##### DATA PROVIDED

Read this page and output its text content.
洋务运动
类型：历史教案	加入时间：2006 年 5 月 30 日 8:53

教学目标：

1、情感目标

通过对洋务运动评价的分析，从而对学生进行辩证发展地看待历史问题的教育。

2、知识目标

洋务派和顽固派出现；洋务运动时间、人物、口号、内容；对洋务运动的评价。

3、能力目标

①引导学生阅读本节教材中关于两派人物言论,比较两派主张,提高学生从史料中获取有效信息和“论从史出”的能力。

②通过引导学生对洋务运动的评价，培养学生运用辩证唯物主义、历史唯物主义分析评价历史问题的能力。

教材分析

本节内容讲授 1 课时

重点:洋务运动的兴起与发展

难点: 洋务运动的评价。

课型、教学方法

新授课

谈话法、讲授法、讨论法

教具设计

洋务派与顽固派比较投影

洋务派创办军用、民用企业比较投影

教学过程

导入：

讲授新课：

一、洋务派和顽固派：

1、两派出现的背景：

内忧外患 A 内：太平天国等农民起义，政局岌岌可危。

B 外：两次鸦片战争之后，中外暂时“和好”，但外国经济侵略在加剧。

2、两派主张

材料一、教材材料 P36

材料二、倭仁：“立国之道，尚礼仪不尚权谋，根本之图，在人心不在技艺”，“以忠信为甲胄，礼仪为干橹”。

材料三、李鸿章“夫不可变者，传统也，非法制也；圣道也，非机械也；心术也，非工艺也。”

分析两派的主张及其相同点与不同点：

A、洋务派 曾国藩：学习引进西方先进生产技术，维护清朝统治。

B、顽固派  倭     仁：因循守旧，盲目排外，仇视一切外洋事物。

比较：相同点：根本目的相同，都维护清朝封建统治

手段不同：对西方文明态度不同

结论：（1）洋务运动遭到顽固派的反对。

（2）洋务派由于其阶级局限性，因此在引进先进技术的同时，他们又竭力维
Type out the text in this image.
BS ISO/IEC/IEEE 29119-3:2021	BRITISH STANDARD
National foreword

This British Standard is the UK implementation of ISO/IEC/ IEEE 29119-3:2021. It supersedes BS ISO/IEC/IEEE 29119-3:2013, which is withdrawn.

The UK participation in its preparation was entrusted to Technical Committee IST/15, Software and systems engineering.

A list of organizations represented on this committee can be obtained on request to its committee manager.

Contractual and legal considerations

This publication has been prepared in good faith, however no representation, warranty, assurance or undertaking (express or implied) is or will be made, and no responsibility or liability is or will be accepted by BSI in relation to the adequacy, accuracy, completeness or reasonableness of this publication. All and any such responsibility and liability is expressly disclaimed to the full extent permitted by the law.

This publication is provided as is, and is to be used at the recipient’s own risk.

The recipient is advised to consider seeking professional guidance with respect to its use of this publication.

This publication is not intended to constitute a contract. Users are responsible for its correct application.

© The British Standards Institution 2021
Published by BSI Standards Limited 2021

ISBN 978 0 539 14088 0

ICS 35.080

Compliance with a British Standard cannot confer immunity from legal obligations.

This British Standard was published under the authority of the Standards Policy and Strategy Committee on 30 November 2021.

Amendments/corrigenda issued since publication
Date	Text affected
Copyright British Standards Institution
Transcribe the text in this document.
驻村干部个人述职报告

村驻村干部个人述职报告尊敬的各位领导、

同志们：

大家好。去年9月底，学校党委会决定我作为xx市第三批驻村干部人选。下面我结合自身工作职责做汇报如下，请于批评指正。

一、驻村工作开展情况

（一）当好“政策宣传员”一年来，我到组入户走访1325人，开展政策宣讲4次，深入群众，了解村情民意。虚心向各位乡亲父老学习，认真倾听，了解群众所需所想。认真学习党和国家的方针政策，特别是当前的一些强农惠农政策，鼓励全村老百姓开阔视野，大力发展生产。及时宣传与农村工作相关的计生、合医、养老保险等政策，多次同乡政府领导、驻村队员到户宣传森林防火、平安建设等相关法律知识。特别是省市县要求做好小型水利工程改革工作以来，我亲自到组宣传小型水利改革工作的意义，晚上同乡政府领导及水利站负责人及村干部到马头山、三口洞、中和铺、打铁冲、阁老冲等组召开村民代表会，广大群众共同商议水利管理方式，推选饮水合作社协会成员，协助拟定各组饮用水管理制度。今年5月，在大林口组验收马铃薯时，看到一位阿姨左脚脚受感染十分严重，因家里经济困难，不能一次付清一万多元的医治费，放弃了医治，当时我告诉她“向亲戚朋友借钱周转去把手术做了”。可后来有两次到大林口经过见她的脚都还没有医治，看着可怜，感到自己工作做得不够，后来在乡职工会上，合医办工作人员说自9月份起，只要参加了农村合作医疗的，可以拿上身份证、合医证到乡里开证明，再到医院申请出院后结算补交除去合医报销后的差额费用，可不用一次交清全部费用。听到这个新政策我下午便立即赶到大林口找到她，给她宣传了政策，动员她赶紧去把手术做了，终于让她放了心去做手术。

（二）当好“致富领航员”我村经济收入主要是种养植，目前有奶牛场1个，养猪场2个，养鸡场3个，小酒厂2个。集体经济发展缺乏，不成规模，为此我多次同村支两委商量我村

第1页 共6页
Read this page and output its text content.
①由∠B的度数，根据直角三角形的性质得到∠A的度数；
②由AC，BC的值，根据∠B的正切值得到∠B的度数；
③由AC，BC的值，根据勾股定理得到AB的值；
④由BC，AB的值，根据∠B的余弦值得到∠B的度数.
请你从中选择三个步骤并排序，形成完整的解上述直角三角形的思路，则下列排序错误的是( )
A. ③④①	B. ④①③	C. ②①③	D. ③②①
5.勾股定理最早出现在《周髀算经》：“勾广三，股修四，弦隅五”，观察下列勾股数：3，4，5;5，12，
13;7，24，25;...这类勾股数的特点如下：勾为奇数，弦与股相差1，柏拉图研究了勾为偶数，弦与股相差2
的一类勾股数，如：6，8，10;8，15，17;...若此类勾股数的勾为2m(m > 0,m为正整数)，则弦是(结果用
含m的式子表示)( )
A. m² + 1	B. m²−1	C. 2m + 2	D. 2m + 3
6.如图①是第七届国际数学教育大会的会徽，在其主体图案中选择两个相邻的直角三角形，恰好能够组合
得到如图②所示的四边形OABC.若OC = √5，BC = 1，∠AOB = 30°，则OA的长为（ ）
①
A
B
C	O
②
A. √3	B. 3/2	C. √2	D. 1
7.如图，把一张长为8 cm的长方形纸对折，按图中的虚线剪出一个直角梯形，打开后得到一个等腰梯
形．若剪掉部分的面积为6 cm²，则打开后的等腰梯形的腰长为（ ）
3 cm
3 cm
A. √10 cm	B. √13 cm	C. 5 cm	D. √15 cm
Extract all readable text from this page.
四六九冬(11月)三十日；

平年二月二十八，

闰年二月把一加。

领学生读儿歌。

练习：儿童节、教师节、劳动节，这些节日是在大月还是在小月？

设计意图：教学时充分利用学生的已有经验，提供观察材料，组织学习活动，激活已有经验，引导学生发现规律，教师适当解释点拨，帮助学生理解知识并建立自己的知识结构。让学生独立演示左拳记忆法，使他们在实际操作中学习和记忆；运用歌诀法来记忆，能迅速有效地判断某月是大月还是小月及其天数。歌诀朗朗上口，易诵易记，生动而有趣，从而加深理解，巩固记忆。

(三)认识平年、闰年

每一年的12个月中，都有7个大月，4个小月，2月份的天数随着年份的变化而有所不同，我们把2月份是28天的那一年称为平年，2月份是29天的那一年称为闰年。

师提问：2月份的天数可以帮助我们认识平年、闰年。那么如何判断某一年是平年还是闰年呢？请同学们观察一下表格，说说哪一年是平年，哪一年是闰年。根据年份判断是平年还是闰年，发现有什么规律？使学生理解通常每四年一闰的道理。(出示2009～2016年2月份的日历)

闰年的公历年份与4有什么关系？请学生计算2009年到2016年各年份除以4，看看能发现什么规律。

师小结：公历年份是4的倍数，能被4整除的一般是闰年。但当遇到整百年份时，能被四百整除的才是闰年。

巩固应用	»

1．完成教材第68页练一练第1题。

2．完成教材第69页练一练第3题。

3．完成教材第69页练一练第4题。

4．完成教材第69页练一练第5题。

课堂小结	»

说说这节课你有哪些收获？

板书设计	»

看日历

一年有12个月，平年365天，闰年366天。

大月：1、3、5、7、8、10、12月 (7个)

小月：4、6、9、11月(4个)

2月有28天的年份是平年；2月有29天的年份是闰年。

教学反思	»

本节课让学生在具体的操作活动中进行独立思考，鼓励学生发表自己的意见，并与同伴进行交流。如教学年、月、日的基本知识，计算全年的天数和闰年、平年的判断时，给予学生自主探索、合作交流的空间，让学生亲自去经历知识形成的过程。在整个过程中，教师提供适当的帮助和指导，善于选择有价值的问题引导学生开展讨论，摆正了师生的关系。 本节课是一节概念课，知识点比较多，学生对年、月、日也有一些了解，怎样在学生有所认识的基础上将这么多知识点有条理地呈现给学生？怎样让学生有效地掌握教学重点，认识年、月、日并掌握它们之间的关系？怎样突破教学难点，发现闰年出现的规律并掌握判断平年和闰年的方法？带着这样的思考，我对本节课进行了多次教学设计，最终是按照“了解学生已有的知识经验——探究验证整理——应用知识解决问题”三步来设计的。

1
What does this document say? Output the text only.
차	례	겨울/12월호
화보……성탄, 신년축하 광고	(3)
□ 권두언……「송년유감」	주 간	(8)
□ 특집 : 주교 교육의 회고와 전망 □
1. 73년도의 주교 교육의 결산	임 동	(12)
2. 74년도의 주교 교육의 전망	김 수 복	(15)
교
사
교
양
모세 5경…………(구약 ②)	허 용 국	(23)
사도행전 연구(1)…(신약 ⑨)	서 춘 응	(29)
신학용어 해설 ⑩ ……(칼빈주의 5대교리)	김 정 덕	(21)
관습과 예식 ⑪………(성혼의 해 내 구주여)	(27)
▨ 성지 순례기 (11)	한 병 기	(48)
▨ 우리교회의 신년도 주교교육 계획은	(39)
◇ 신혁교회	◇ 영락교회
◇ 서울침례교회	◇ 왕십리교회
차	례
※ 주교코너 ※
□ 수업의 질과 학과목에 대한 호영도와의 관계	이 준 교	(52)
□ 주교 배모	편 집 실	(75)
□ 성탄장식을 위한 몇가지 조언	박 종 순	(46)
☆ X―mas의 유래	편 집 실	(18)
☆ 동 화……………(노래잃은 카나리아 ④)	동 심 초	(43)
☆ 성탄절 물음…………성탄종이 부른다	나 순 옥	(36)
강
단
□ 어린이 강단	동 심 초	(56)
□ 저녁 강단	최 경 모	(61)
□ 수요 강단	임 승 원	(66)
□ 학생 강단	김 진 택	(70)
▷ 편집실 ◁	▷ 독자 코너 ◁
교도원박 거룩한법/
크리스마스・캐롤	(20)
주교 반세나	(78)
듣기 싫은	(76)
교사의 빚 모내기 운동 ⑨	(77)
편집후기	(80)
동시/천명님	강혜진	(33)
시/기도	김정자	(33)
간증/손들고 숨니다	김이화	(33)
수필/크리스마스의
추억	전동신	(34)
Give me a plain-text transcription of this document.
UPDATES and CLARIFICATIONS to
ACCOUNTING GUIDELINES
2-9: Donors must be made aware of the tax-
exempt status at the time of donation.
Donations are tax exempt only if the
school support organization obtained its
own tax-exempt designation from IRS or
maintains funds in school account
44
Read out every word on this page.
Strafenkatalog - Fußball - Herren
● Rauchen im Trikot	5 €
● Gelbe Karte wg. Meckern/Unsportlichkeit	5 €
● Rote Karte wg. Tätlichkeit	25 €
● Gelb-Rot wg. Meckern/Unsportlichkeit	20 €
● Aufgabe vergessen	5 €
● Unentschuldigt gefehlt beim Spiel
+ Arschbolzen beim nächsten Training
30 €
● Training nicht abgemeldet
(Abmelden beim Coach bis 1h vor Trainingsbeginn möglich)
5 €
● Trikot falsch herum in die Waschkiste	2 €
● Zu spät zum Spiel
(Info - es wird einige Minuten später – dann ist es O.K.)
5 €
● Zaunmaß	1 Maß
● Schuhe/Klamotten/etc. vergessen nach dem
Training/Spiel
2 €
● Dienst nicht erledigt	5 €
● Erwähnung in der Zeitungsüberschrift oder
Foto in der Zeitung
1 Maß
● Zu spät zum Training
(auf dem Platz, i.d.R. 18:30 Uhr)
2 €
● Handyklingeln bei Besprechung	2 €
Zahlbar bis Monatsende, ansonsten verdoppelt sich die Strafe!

##########

**DO THIS:** Find how many lines of the listing include the string "Spiel" and give that number, nothing else.

**RESULT FOR THIS EXERCISE:** 3